WHAT THE TASK REQUIRES: Among the lines below, count those with "Choose". Give only the number.

SUPPLIED RECORDS:
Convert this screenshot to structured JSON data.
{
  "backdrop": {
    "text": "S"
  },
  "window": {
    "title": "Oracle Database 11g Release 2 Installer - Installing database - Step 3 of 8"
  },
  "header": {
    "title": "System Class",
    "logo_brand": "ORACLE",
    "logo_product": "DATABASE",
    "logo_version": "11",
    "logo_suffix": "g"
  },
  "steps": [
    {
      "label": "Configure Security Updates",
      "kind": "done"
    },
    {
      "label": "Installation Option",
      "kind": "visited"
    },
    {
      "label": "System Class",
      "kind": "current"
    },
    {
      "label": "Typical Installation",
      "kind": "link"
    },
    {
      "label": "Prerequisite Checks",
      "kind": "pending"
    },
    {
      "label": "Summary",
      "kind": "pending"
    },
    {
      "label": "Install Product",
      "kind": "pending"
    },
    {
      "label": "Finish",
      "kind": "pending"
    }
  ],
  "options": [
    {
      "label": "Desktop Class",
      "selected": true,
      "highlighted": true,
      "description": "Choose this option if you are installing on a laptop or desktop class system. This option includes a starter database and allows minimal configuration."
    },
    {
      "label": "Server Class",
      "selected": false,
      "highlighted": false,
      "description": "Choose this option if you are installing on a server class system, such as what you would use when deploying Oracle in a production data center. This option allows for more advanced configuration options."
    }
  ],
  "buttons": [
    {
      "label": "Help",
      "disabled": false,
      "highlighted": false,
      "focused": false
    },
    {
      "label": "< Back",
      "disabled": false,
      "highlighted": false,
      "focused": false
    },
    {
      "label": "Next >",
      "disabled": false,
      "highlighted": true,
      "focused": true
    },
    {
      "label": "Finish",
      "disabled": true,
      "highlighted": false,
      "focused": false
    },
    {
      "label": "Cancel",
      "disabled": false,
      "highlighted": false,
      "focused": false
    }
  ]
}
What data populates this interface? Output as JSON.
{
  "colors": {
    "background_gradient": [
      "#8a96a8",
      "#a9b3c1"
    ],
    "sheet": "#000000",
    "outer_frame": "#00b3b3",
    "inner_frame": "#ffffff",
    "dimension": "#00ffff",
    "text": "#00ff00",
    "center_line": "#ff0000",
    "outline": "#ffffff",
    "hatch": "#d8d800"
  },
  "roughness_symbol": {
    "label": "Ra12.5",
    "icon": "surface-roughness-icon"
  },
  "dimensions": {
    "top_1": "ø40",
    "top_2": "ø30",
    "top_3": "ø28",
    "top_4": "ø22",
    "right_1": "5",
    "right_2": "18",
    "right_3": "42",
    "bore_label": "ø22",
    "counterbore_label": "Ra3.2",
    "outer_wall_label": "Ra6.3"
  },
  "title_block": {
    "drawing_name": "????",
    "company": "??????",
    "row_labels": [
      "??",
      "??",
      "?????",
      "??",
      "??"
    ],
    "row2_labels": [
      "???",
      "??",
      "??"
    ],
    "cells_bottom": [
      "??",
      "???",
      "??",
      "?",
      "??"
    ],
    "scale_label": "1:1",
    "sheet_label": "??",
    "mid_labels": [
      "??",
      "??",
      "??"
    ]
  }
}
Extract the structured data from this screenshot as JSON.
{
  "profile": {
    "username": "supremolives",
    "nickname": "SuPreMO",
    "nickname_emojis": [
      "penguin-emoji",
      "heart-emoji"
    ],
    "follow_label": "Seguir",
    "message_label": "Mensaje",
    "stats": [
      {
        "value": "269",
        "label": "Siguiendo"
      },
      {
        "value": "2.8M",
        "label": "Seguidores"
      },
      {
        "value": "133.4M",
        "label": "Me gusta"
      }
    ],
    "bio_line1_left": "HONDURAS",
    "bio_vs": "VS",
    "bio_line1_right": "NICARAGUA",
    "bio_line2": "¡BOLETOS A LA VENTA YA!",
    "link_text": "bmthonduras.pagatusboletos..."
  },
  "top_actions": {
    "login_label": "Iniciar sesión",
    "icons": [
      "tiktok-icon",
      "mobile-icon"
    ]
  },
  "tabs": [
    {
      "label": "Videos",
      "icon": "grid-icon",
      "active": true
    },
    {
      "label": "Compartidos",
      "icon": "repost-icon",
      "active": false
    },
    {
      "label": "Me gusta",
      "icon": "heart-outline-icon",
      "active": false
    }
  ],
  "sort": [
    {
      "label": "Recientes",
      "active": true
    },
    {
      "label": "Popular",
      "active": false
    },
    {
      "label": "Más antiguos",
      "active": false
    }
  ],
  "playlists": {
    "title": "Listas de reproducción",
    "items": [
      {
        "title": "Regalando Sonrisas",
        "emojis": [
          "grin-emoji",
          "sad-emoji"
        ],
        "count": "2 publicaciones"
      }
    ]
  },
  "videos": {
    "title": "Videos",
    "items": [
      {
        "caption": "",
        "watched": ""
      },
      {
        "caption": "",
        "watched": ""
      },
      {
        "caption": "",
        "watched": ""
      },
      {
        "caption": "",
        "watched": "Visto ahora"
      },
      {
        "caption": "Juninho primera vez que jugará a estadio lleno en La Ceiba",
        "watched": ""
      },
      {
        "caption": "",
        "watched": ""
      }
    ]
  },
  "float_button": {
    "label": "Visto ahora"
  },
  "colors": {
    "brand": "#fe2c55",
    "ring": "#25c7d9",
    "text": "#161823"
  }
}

COMPLETE RESPONSE: 2